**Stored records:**
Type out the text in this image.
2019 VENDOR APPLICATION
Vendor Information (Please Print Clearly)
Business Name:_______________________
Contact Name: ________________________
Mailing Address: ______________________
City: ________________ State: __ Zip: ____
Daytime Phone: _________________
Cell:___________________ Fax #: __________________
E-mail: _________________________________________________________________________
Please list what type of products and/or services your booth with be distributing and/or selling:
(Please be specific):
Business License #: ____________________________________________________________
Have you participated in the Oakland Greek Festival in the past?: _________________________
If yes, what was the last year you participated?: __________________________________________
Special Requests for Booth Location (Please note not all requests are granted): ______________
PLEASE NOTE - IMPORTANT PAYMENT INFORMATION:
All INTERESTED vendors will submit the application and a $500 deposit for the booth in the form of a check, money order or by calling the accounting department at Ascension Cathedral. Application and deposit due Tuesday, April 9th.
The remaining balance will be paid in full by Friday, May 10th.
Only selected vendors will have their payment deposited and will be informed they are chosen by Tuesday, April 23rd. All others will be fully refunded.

**Written exercise:** Copy the entries above exactly, leaving none out.

**Reply:**
Type out the text in this image.
2019 VENDOR APPLICATION
Vendor Information (Please Print Clearly)
Business Name:_______________________
Contact Name: ________________________
Mailing Address: ______________________
City: ________________ State: __ Zip: ____
Daytime Phone: _________________
Cell:___________________ Fax #: __________________
E-mail: _________________________________________________________________________
Please list what type of products and/or services your booth with be distributing and/or selling:
(Please be specific):
Business License #: ____________________________________________________________
Have you participated in the Oakland Greek Festival in the past?: _________________________
If yes, what was the last year you participated?: __________________________________________
Special Requests for Booth Location (Please note not all requests are granted): ______________
PLEASE NOTE - IMPORTANT PAYMENT INFORMATION:
All INTERESTED vendors will submit the application and a $500 deposit for the booth in the form of a check, money order or by calling the accounting department at Ascension Cathedral. Application and deposit due Tuesday, April 9th.
The remaining balance will be paid in full by Friday, May 10th.
Only selected vendors will have their payment deposited and will be informed they are chosen by Tuesday, April 23rd. All others will be fully refunded.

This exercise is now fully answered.